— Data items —
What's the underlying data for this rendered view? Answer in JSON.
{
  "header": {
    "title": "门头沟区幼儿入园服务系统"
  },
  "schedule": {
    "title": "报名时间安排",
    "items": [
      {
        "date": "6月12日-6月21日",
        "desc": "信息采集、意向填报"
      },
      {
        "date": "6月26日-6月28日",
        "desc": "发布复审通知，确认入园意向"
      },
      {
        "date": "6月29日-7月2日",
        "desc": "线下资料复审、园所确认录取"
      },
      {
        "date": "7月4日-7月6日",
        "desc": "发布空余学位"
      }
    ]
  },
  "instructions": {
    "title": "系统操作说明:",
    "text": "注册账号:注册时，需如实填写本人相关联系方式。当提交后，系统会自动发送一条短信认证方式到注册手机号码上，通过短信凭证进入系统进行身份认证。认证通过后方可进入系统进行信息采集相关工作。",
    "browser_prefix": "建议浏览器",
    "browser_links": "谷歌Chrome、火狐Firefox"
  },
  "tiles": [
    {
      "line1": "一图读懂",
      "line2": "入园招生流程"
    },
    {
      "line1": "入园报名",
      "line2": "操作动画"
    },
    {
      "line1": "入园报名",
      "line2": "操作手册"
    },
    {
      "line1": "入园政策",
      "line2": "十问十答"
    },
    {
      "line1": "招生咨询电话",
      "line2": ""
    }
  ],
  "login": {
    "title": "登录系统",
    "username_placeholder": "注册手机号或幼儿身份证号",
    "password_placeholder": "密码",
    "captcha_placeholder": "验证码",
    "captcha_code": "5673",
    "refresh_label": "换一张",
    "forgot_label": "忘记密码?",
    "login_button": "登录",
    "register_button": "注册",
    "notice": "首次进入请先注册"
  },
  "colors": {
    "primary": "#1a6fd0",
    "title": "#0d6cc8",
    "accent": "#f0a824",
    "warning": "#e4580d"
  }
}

— Task prompt —
Write out every record, exactly as written.

— Result —
What's the underlying data for this rendered view? Answer in JSON.
{
  "header": {
    "title": "门头沟区幼儿入园服务系统"
  },
  "schedule": {
    "title": "报名时间安排",
    "items": [
      {
        "date": "6月12日-6月21日",
        "desc": "信息采集、意向填报"
      },
      {
        "date": "6月26日-6月28日",
        "desc": "发布复审通知，确认入园意向"
      },
      {
        "date": "6月29日-7月2日",
        "desc": "线下资料复审、园所确认录取"
      },
      {
        "date": "7月4日-7月6日",
        "desc": "发布空余学位"
      }
    ]
  },
  "instructions": {
    "title": "系统操作说明:",
    "text": "注册账号:注册时，需如实填写本人相关联系方式。当提交后，系统会自动发送一条短信认证方式到注册手机号码上，通过短信凭证进入系统进行身份认证。认证通过后方可进入系统进行信息采集相关工作。",
    "browser_prefix": "建议浏览器",
    "browser_links": "谷歌Chrome、火狐Firefox"
  },
  "tiles": [
    {
      "line1": "一图读懂",
      "line2": "入园招生流程"
    },
    {
      "line1": "入园报名",
      "line2": "操作动画"
    },
    {
      "line1": "入园报名",
      "line2": "操作手册"
    },
    {
      "line1": "入园政策",
      "line2": "十问十答"
    },
    {
      "line1": "招生咨询电话",
      "line2": ""
    }
  ],
  "login": {
    "title": "登录系统",
    "username_placeholder": "注册手机号或幼儿身份证号",
    "password_placeholder": "密码",
    "captcha_placeholder": "验证码",
    "captcha_code": "5673",
    "refresh_label": "换一张",
    "forgot_label": "忘记密码?",
    "login_button": "登录",
    "register_button": "注册",
    "notice": "首次进入请先注册"
  },
  "colors": {
    "primary": "#1a6fd0",
    "title": "#0d6cc8",
    "accent": "#f0a824",
    "warning": "#e4580d"
  }
}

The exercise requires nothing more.